### [TASK OBJECTIVE]
Pull out each line of the records holding the string "Hours".

>> begin

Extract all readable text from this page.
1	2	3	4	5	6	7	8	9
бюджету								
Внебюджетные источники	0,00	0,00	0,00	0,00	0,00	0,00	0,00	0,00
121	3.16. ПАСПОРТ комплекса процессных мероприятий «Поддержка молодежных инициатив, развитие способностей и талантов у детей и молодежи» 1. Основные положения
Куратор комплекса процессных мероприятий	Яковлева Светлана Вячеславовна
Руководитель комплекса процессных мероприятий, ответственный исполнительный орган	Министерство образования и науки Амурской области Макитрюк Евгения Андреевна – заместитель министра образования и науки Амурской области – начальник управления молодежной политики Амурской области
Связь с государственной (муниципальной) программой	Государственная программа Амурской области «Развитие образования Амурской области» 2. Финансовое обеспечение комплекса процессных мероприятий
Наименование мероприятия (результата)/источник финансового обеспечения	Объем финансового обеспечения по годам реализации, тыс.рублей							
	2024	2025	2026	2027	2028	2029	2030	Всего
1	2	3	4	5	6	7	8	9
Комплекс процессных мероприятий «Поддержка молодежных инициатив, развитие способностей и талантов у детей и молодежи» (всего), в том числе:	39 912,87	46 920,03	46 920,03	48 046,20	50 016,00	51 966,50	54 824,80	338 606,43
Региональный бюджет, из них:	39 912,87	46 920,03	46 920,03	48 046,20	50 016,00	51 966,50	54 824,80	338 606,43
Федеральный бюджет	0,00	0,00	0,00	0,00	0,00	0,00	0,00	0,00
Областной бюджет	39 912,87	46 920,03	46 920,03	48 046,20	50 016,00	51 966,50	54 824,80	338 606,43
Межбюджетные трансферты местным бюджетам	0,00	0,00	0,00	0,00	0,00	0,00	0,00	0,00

>> end
>> begin

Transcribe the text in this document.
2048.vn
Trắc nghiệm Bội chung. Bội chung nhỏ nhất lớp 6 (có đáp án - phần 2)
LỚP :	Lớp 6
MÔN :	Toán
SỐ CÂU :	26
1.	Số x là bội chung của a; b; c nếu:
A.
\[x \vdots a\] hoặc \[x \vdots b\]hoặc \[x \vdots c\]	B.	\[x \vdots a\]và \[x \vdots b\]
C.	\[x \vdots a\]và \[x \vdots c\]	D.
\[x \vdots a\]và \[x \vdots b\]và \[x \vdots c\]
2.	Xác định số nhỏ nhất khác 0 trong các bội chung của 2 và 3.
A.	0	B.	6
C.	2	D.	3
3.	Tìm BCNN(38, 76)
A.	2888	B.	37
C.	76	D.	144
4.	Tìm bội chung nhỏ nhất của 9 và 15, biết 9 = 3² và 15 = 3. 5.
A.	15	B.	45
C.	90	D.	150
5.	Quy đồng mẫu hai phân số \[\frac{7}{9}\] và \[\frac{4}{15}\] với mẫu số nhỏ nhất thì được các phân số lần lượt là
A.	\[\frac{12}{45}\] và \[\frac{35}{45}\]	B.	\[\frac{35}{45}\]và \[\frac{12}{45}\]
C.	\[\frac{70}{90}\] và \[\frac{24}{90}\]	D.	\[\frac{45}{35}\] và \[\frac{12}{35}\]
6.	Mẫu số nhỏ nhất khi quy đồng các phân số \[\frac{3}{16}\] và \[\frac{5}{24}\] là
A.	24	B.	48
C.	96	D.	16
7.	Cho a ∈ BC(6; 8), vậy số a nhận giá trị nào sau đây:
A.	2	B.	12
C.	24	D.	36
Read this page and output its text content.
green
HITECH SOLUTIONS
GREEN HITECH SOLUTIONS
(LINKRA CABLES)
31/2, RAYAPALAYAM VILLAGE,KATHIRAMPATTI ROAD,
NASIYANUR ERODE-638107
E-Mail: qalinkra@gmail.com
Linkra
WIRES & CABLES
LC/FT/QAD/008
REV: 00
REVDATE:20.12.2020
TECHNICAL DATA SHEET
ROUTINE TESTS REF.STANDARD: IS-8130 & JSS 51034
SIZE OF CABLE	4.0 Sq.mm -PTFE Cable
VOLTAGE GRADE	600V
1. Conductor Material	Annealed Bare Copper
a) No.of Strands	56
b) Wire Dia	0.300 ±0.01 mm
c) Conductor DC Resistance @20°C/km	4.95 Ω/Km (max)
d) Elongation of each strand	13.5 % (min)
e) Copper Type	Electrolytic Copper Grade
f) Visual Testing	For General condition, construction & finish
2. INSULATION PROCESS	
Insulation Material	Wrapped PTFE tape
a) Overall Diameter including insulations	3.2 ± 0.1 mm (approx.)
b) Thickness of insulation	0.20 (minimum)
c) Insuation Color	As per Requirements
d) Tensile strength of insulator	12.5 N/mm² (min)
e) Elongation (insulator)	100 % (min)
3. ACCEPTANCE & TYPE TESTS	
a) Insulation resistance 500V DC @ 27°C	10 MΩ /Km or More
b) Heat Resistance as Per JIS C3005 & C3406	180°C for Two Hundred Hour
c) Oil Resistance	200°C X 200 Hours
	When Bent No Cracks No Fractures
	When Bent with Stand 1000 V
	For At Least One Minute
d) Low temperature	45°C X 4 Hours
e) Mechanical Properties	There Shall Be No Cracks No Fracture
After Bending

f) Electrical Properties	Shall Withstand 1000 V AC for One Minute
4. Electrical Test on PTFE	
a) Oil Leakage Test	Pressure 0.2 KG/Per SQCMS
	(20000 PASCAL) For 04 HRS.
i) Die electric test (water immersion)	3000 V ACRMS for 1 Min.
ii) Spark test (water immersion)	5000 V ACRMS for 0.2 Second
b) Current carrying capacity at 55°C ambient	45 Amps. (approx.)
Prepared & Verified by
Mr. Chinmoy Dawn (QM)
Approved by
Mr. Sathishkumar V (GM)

>> end

### [CORRECT RESULT]
c) Oil Resistance	200°C X 200 Hours
d) Low temperature	45°C X 4 Hours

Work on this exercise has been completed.